- **Work to be completed**
Copy each line containing the word "title" from the records that follow, please.

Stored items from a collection
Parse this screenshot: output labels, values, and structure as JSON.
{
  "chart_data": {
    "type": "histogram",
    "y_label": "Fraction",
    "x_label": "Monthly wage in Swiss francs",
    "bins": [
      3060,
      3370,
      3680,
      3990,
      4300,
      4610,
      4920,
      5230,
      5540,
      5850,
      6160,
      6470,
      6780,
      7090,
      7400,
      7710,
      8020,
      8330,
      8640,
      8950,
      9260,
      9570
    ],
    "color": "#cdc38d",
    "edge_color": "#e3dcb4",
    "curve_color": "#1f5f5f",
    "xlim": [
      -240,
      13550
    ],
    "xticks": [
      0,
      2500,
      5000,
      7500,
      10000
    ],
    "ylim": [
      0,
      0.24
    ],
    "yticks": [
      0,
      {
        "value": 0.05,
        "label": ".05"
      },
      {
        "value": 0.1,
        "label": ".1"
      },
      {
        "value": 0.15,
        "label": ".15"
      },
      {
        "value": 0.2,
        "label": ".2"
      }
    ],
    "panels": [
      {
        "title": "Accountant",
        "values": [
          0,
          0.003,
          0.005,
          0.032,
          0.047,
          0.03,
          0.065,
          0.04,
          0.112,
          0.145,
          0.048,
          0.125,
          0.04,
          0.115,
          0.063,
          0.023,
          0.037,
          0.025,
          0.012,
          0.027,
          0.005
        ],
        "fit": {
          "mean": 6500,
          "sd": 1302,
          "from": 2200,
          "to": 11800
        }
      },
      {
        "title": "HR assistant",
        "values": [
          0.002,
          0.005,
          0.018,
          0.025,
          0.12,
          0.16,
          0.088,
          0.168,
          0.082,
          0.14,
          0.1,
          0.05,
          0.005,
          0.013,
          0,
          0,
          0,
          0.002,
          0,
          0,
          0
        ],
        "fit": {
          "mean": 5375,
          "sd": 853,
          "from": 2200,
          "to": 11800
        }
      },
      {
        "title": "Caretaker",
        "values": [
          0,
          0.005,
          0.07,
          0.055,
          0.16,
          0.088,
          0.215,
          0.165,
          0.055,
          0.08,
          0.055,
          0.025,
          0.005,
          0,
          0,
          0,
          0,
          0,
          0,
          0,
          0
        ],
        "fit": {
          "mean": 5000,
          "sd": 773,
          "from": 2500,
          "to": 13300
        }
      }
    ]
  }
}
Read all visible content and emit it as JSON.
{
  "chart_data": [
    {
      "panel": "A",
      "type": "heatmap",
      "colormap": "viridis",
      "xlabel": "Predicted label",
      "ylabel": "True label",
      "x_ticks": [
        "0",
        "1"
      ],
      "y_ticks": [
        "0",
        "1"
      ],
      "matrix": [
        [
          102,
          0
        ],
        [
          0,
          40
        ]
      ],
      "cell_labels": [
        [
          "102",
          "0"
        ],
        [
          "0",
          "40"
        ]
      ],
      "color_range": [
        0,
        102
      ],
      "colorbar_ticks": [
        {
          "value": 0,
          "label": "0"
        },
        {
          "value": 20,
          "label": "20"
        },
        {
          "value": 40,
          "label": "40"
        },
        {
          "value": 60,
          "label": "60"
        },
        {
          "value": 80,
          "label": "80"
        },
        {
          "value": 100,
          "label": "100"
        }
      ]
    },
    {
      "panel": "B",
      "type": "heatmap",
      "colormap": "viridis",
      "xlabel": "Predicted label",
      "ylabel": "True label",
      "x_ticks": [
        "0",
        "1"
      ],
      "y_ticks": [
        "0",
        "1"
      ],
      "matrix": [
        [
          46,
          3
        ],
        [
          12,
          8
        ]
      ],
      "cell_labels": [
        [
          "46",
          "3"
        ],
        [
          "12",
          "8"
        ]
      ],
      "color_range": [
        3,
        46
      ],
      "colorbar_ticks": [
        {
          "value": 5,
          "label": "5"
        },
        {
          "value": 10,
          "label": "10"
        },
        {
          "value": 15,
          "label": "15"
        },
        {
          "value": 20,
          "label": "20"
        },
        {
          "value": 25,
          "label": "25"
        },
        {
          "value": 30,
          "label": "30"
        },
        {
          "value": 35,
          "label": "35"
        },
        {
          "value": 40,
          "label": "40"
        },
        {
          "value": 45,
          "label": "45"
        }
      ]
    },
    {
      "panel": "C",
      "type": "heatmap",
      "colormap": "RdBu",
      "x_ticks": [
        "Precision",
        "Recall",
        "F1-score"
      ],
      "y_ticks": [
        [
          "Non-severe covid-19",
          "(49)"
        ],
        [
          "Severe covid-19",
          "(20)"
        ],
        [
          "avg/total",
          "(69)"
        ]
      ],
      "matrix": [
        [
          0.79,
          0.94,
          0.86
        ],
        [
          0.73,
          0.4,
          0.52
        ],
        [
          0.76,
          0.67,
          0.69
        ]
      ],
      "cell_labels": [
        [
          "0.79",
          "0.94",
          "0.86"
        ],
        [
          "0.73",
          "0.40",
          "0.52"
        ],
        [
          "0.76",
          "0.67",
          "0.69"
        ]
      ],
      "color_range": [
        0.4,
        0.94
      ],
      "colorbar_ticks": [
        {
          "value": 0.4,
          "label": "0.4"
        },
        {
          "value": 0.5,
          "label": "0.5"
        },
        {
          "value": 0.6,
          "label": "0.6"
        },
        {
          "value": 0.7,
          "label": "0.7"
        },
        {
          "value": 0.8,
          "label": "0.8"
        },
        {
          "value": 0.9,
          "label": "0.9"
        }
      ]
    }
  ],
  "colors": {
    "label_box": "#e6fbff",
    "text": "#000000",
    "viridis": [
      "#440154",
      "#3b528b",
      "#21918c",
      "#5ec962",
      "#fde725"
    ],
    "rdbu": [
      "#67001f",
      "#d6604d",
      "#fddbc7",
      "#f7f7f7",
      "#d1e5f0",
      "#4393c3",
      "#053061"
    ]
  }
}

- **Solved exercise**
        "title": "Accountant",
        "title": "HR assistant",
        "title": "Caretaker",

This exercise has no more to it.